=== EXERCISE TASKS ===
(1) Does each of these statements agree with the geometry excerpt? (a) Q is the center of the smaller circle. (b) Angle PRQ is a right angle because PQ is a diameter of the smaller circle. (c) It is enough to show that angle PQB_2 is half of angle POR. Answer yes or no for each, quoting the deciding words of the geometry excerpt.
(2) From the geometry excerpt, extract word for word the stretch from "The construction of" through "from $P$ to $B_2$ .".

=== EXCERPT TO READ ===
◇ ◇ ◇ ◇ ◇
The construction of $B_1$ and $B_2$ from $R$ goes as follows. Let $O$ be the center of the smaller circle, and let $Q$ be the center of the larger circle. Then $B_1$ and $B_2$ are the two points where the line $QR$ intersects the larger circle.

Since $PQ$ is a diameter of the smaller circle, $\angle PRQ$ is a right angle. The formula $f_1(x) = f_2(x)$ expressing the equality between the apparent brightness at $P$ in the red and blue star systems, will follow immediately from the Inverse Pythagorean theorem once we show that the (counterclockwise) arc-distance from $P$ to $R$ equals the (counterclockwise) arc-distance from $P$ to $B_2$ .

To see this, first note that $2\pi$ times the arc distance from $P$ to $R$ is equal to the measure (in radians) of the central angle $\angle POR$ . And $2\pi$ times the arc distance from $P$ to $B_2$ is equal to 2 (the circumference of the larger circle) times the measure of the central angle $\angle PQB_2$ . So it suffices to show that $\angle PQB_2 = \frac{1}{2} \angle POR$ . This follows from the fact that $\angle PQB_2 = \angle PQR$ , which intercepts the same arc of the small circle as the central angle $\angle POR$ .
◇ ◇ ◇ ◇ ◇
=== ITEMS ===

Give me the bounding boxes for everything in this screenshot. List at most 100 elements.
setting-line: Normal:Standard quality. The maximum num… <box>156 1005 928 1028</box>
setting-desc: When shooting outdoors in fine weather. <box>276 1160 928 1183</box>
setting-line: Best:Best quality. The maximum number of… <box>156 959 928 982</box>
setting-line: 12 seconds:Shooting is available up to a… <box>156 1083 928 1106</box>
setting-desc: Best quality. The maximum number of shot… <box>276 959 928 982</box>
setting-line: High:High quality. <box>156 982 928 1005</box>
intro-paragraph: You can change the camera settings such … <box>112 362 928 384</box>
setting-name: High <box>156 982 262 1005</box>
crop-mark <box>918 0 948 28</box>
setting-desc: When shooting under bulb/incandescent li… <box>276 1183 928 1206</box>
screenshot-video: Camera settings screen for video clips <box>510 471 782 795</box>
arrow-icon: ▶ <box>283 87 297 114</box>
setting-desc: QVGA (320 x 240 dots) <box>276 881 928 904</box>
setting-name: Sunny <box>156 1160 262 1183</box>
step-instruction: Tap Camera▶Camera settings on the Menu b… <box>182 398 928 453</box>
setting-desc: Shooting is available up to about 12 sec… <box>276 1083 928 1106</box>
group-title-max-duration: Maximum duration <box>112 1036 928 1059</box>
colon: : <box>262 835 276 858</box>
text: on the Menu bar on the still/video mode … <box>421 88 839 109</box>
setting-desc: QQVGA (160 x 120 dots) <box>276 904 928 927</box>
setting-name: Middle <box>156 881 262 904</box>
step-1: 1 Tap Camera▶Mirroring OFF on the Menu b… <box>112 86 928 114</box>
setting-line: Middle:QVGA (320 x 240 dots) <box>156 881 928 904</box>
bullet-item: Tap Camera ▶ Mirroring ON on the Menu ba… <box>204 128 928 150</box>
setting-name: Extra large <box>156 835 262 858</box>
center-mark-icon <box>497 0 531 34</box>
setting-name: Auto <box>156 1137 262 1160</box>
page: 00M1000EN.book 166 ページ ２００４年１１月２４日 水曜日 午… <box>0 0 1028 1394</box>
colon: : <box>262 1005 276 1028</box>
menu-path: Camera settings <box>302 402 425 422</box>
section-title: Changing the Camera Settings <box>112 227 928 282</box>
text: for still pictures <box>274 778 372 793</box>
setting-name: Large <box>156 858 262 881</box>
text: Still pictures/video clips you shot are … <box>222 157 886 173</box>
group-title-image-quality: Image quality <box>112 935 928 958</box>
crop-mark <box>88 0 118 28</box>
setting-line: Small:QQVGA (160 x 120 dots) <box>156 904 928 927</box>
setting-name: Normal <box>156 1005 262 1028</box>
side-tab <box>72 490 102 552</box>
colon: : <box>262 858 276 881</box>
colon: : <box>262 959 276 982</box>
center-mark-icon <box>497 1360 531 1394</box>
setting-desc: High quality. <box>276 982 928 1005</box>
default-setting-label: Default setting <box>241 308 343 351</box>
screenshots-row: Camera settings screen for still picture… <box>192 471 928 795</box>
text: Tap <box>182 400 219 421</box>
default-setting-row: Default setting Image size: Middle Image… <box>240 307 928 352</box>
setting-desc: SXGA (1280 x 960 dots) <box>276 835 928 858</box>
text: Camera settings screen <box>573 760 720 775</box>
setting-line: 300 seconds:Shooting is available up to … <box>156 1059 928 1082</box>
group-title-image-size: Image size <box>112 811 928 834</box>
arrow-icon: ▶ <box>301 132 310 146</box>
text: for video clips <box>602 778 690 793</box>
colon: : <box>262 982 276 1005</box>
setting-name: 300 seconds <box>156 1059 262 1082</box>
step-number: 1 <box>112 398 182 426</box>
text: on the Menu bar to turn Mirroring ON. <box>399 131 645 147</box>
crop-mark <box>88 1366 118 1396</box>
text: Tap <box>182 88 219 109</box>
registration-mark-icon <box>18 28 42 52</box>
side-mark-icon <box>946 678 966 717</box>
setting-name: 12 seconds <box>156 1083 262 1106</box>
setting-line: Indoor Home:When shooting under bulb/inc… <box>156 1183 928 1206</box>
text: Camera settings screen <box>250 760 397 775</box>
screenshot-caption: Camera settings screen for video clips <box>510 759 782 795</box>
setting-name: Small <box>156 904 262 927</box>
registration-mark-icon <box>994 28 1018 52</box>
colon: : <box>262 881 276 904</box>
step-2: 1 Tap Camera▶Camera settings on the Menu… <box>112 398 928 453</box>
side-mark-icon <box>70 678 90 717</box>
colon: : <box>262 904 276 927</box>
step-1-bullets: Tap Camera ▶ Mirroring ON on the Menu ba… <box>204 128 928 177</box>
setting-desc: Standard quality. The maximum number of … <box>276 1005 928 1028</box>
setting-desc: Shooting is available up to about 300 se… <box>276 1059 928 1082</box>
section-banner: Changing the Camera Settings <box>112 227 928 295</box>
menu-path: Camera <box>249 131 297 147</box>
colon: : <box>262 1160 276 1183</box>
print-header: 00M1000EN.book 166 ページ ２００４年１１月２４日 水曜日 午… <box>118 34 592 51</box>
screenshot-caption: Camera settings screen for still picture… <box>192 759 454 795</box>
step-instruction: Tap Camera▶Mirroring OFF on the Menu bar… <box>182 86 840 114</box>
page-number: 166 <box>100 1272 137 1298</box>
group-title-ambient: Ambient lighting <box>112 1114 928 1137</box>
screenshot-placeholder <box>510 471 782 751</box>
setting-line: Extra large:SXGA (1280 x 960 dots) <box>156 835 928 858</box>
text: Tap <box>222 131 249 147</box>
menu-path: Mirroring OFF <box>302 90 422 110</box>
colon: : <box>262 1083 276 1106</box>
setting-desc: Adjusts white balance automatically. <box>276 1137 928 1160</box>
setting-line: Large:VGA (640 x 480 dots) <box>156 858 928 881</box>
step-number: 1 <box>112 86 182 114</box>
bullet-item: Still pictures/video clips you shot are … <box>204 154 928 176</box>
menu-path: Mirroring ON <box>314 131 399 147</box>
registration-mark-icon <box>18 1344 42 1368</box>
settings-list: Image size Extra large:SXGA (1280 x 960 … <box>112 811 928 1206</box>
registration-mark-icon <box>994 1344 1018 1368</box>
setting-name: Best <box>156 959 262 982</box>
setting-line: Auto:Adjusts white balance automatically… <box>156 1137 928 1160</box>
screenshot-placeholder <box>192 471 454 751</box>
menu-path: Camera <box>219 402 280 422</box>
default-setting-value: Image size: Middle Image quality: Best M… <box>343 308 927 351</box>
◇ ◇ ◇ ◇ ◇
=== ANSWER LIST ===
(1)
(a) No: "let $Q$ be the center of the larger circle"
(b) Yes: "Since $PQ$ is a diameter of the smaller circle, $\angle PRQ$ is a right angle"
(c) Yes: "So it suffices to show that $\angle PQB_2 = \frac{1}{2} \angle POR$"

(2)
The construction of $B_1$ and $B_2$ from $R$ goes as follows. Let $O$ be the center of the smaller circle, and let $Q$ be the center of the larger circle. Then $B_1$ and $B_2$ are the two points where the line $QR$ intersects the larger circle.

Since $PQ$ is a diameter of the smaller circle, $\angle PRQ$ is a right angle. The formula $f_1(x) = f_2(x)$ expressing the equality between the apparent brightness at $P$ in the red and blue star systems, will follow immediately from the Inverse Pythagorean theorem once we show that the (counterclockwise) arc-distance from $P$ to $R$ equals the (counterclockwise) arc-distance from $P$ to $B_2$ .